### Data section
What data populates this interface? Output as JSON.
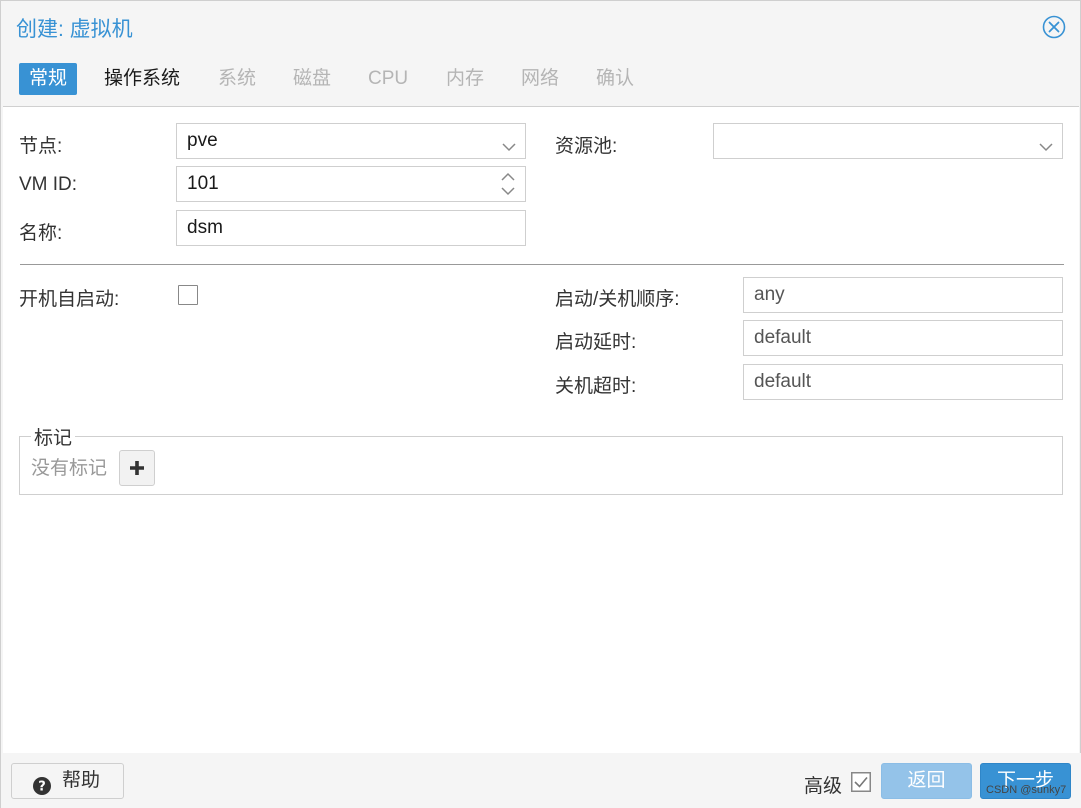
{
  "window": {
    "title": "创建: 虚拟机"
  },
  "tabs": [
    {
      "label": "常规",
      "state": "active"
    },
    {
      "label": "操作系统",
      "state": "enabled"
    },
    {
      "label": "系统",
      "state": "disabled"
    },
    {
      "label": "磁盘",
      "state": "disabled"
    },
    {
      "label": "CPU",
      "state": "disabled"
    },
    {
      "label": "内存",
      "state": "disabled"
    },
    {
      "label": "网络",
      "state": "disabled"
    },
    {
      "label": "确认",
      "state": "disabled"
    }
  ],
  "form": {
    "node_label": "节点:",
    "node_value": "pve",
    "vmid_label": "VM ID:",
    "vmid_value": "101",
    "name_label": "名称:",
    "name_value": "dsm",
    "pool_label": "资源池:",
    "pool_value": "",
    "onboot_label": "开机自启动:",
    "onboot_checked": false,
    "order_label": "启动/关机顺序:",
    "order_value": "any",
    "startup_delay_label": "启动延时:",
    "startup_delay_value": "default",
    "shutdown_timeout_label": "关机超时:",
    "shutdown_timeout_value": "default"
  },
  "tags": {
    "legend": "标记",
    "empty_text": "没有标记"
  },
  "footer": {
    "help_label": "帮助",
    "advanced_label": "高级",
    "advanced_checked": true,
    "back_label": "返回",
    "next_label": "下一步"
  },
  "watermark": "CSDN @sunky7",
  "colors": {
    "accent": "#3892d4",
    "accent_disabled": "#94c3e9"
  },
  "icons": {
    "close": "close-circle-icon",
    "combo": "chevron-down-icon",
    "spinner": "spinner-arrows-icon",
    "add": "plus-icon",
    "help": "question-circle-icon",
    "advanced": "checkbox-checked-icon"
  }
}
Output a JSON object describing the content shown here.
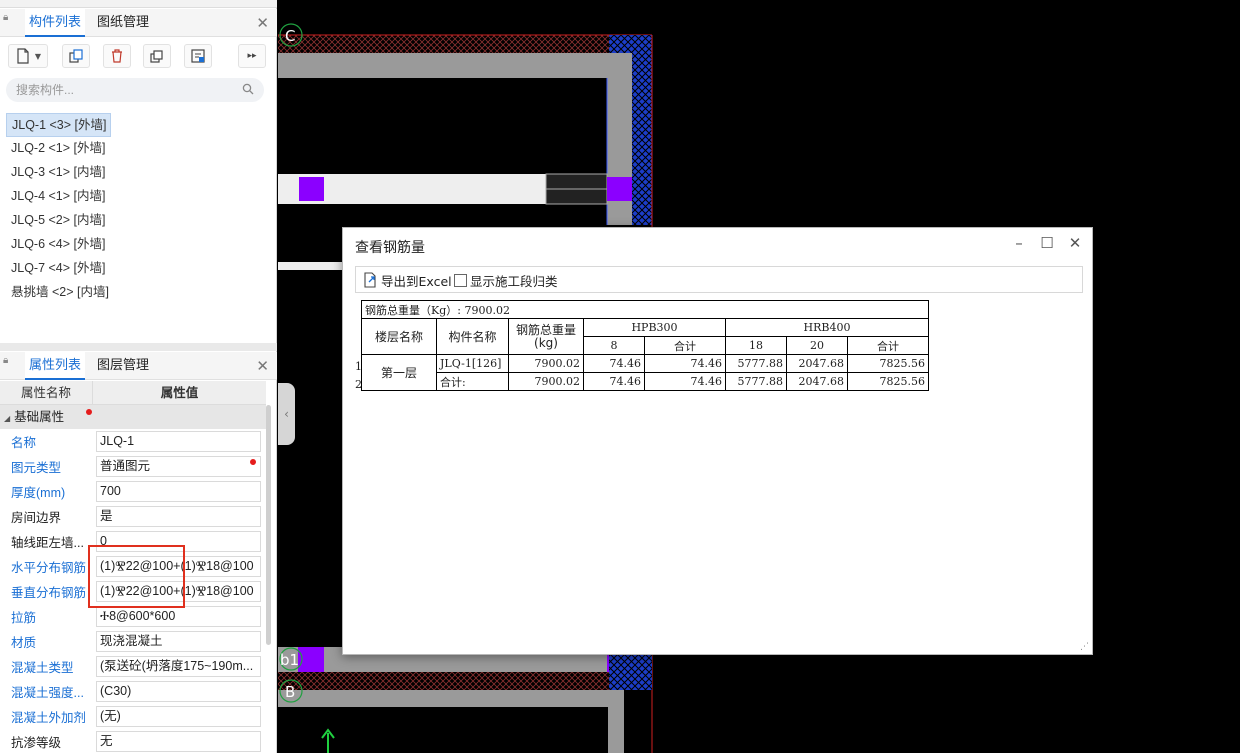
{
  "component_panel": {
    "tabs": [
      "构件列表",
      "图纸管理"
    ],
    "search_placeholder": "搜索构件...",
    "items": [
      "JLQ-1 <3> [外墙]",
      "JLQ-2 <1> [外墙]",
      "JLQ-3 <1> [内墙]",
      "JLQ-4 <1> [内墙]",
      "JLQ-5 <2> [内墙]",
      "JLQ-6 <4> [外墙]",
      "JLQ-7 <4> [外墙]",
      "悬挑墙 <2> [内墙]"
    ]
  },
  "property_panel": {
    "tabs": [
      "属性列表",
      "图层管理"
    ],
    "header": {
      "name": "属性名称",
      "value": "属性值"
    },
    "group": "基础属性",
    "rows": [
      {
        "name": "名称",
        "value": "JLQ-1"
      },
      {
        "name": "图元类型",
        "value": "普通图元"
      },
      {
        "name": "厚度(mm)",
        "value": "700"
      },
      {
        "name": "房间边界",
        "value": "是"
      },
      {
        "name": "轴线距左墙...",
        "value": "0"
      },
      {
        "name": "水平分布钢筋",
        "value": "(1)Ⰺ22@100+(1)Ⰺ18@100"
      },
      {
        "name": "垂直分布钢筋",
        "value": "(1)Ⰺ22@100+(1)Ⰺ18@100"
      },
      {
        "name": "拉筋",
        "value": "Ⰰ8@600*600"
      },
      {
        "name": "材质",
        "value": "现浇混凝土"
      },
      {
        "name": "混凝土类型",
        "value": "(泵送砼(坍落度175~190m..."
      },
      {
        "name": "混凝土强度...",
        "value": "(C30)"
      },
      {
        "name": "混凝土外加剂",
        "value": "(无)"
      },
      {
        "name": "抗渗等级",
        "value": "无"
      }
    ]
  },
  "canvas": {
    "axis_labels": [
      "C",
      "b1",
      "B"
    ]
  },
  "dialog": {
    "title": "查看钢筋量",
    "export_label": "导出到Excel",
    "checkbox_label": "显示施工段归类",
    "total_label": "钢筋总重量（Kg）: 7900.02",
    "headers": {
      "floor": "楼层名称",
      "component": "构件名称",
      "total_weight": "钢筋总重量(kg)",
      "hpb300": "HPB300",
      "hrb400": "HRB400",
      "d8": "8",
      "subtotal": "合计",
      "d18": "18",
      "d20": "20"
    },
    "rows": [
      {
        "num": "1",
        "floor": "第一层",
        "component": "JLQ-1[126]",
        "total": "7900.02",
        "h8": "74.46",
        "hsum": "74.46",
        "r18": "5777.88",
        "r20": "2047.68",
        "rsum": "7825.56"
      },
      {
        "num": "2",
        "component": "合计:",
        "total": "7900.02",
        "h8": "74.46",
        "hsum": "74.46",
        "r18": "5777.88",
        "r20": "2047.68",
        "rsum": "7825.56"
      }
    ]
  },
  "colors": {
    "accent": "#1a6fd4",
    "purple": "#8b00ff",
    "gray_wall": "#9a9a9a",
    "hatch_blue": "#1c3dc8",
    "highlight_red": "#e0301e"
  }
}
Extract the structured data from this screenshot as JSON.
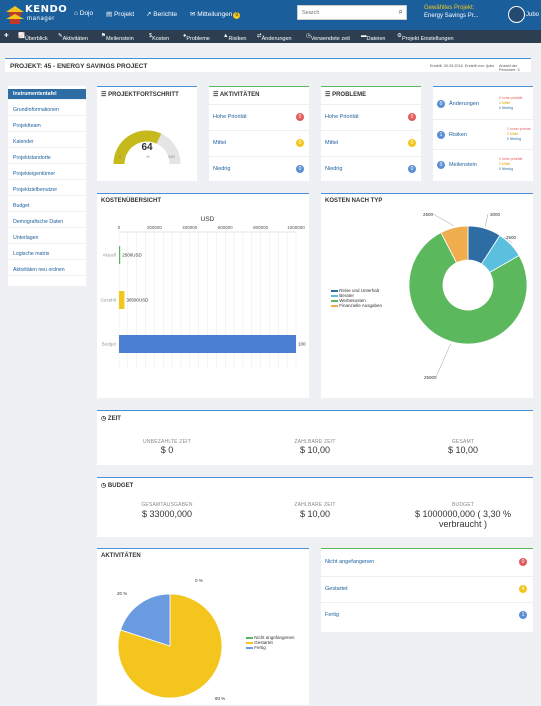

### What you have to do
Give the entries again without a single change, but with no pictures.

### Response to the exercise
What data populates this interface? Output as JSON.
{
  "window": {
    "title": "创建: 虚拟机"
  },
  "tabs": [
    {
      "label": "常规",
      "state": "active"
    },
    {
      "label": "操作系统",
      "state": "enabled"
    },
    {
      "label": "系统",
      "state": "disabled"
    },
    {
      "label": "磁盘",
      "state": "disabled"
    },
    {
      "label": "CPU",
      "state": "disabled"
    },
    {
      "label": "内存",
      "state": "disabled"
    },
    {
      "label": "网络",
      "state": "disabled"
    },
    {
      "label": "确认",
      "state": "disabled"
    }
  ],
  "form": {
    "node_label": "节点:",
    "node_value": "pve",
    "vmid_label": "VM ID:",
    "vmid_value": "101",
    "name_label": "名称:",
    "name_value": "dsm",
    "pool_label": "资源池:",
    "pool_value": "",
    "onboot_label": "开机自启动:",
    "onboot_checked": false,
    "order_label": "启动/关机顺序:",
    "order_value": "any",
    "startup_delay_label": "启动延时:",
    "startup_delay_value": "default",
    "shutdown_timeout_label": "关机超时:",
    "shutdown_timeout_value": "default"
  },
  "tags": {
    "legend": "标记",
    "empty_text": "没有标记"
  },
  "footer": {
    "help_label": "帮助",
    "advanced_label": "高级",
    "advanced_checked": true,
    "back_label": "返回",
    "next_label": "下一步"
  },
  "watermark": "CSDN @sunky7",
  "colors": {
    "accent": "#3892d4",
    "accent_disabled": "#94c3e9"
  },
  "icons": {
    "close": "close-circle-icon",
    "combo": "chevron-down-icon",
    "spinner": "spinner-arrows-icon",
    "add": "plus-icon",
    "help": "question-circle-icon",
    "advanced": "checkbox-checked-icon"
  }
}
Output a JSON object describing the content shown here.
{
  "component_panel": {
    "tabs": [
      "构件列表",
      "图纸管理"
    ],
    "search_placeholder": "搜索构件...",
    "items": [
      "JLQ-1 <3> [外墙]",
      "JLQ-2 <1> [外墙]",
      "JLQ-3 <1> [内墙]",
      "JLQ-4 <1> [内墙]",
      "JLQ-5 <2> [内墙]",
      "JLQ-6 <4> [外墙]",
      "JLQ-7 <4> [外墙]",
      "悬挑墙 <2> [内墙]"
    ]
  },
  "property_panel": {
    "tabs": [
      "属性列表",
      "图层管理"
    ],
    "header": {
      "name": "属性名称",
      "value": "属性值"
    },
    "group": "基础属性",
    "rows": [
      {
        "name": "名称",
        "value": "JLQ-1"
      },
      {
        "name": "图元类型",
        "value": "普通图元"
      },
      {
        "name": "厚度(mm)",
        "value": "700"
      },
      {
        "name": "房间边界",
        "value": "是"
      },
      {
        "name": "轴线距左墙...",
        "value": "0"
      },
      {
        "name": "水平分布钢筋",
        "value": "(1)Ⰺ22@100+(1)Ⰺ18@100"
      },
      {
        "name": "垂直分布钢筋",
        "value": "(1)Ⰺ22@100+(1)Ⰺ18@100"
      },
      {
        "name": "拉筋",
        "value": "Ⰰ8@600*600"
      },
      {
        "name": "材质",
        "value": "现浇混凝土"
      },
      {
        "name": "混凝土类型",
        "value": "(泵送砼(坍落度175~190m..."
      },
      {
        "name": "混凝土强度...",
        "value": "(C30)"
      },
      {
        "name": "混凝土外加剂",
        "value": "(无)"
      },
      {
        "name": "抗渗等级",
        "value": "无"
      }
    ]
  },
  "canvas": {
    "axis_labels": [
      "C",
      "b1",
      "B"
    ]
  },
  "dialog": {
    "title": "查看钢筋量",
    "export_label": "导出到Excel",
    "checkbox_label": "显示施工段归类",
    "total_label": "钢筋总重量（Kg）: 7900.02",
    "headers": {
      "floor": "楼层名称",
      "component": "构件名称",
      "total_weight": "钢筋总重量(kg)",
      "hpb300": "HPB300",
      "hrb400": "HRB400",
      "d8": "8",
      "subtotal": "合计",
      "d18": "18",
      "d20": "20"
    },
    "rows": [
      {
        "num": "1",
        "floor": "第一层",
        "component": "JLQ-1[126]",
        "total": "7900.02",
        "h8": "74.46",
        "hsum": "74.46",
        "r18": "5777.88",
        "r20": "2047.68",
        "rsum": "7825.56"
      },
      {
        "num": "2",
        "component": "合计:",
        "total": "7900.02",
        "h8": "74.46",
        "hsum": "74.46",
        "r18": "5777.88",
        "r20": "2047.68",
        "rsum": "7825.56"
      }
    ]
  },
  "colors": {
    "accent": "#1a6fd4",
    "purple": "#8b00ff",
    "gray_wall": "#9a9a9a",
    "hatch_blue": "#1c3dc8",
    "highlight_red": "#e0301e"
  }
}
Extract the structured data from this screenshot as JSON.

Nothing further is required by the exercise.